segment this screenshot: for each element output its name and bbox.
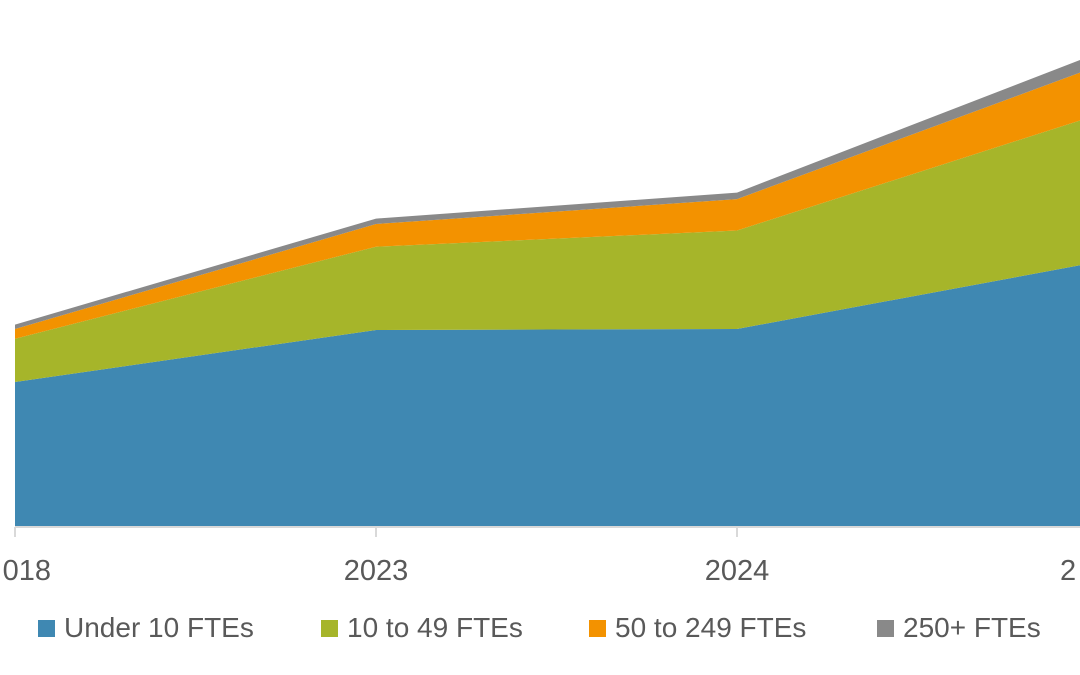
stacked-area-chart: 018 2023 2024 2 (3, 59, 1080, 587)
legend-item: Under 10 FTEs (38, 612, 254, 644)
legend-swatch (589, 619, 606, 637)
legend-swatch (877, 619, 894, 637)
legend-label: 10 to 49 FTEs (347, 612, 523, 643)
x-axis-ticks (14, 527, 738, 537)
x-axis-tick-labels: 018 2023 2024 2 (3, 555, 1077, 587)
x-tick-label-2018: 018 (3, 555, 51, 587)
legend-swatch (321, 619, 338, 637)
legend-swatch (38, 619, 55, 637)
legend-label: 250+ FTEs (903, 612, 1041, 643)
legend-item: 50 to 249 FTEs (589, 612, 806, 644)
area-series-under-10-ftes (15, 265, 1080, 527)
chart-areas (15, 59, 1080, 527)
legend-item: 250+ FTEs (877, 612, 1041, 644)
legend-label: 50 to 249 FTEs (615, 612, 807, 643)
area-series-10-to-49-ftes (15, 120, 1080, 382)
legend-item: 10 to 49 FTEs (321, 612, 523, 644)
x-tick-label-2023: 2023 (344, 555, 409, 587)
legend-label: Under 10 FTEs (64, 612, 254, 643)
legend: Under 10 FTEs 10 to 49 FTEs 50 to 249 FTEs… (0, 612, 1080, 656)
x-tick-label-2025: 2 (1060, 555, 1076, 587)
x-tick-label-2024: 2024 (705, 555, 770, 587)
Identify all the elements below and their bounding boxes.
********************
What you have to do:
Copy every one of the lines above word for word, and leave the pictures out of your copy.

Full answer:
segment this screenshot: for each element output its name and bbox.
stacked-area-chart: 018 2023 2024 2 (3, 59, 1080, 587)
legend-item: Under 10 FTEs (38, 612, 254, 644)
legend-swatch (589, 619, 606, 637)
legend-swatch (877, 619, 894, 637)
legend-label: 10 to 49 FTEs (347, 612, 523, 643)
x-axis-ticks (14, 527, 738, 537)
x-axis-tick-labels: 018 2023 2024 2 (3, 555, 1077, 587)
x-tick-label-2018: 018 (3, 555, 51, 587)
legend-swatch (321, 619, 338, 637)
legend-swatch (38, 619, 55, 637)
legend-label: 250+ FTEs (903, 612, 1041, 643)
legend-item: 50 to 249 FTEs (589, 612, 806, 644)
area-series-under-10-ftes (15, 265, 1080, 527)
chart-areas (15, 59, 1080, 527)
legend-item: 250+ FTEs (877, 612, 1041, 644)
legend-label: 50 to 249 FTEs (615, 612, 807, 643)
area-series-10-to-49-ftes (15, 120, 1080, 382)
legend-item: 10 to 49 FTEs (321, 612, 523, 644)
x-tick-label-2023: 2023 (344, 555, 409, 587)
legend-label: Under 10 FTEs (64, 612, 254, 643)
legend: Under 10 FTEs 10 to 49 FTEs 50 to 249 FTEs… (0, 612, 1080, 656)
x-tick-label-2025: 2 (1060, 555, 1076, 587)
x-tick-label-2024: 2024 (705, 555, 770, 587)
Identify all the elements below and their bounding boxes.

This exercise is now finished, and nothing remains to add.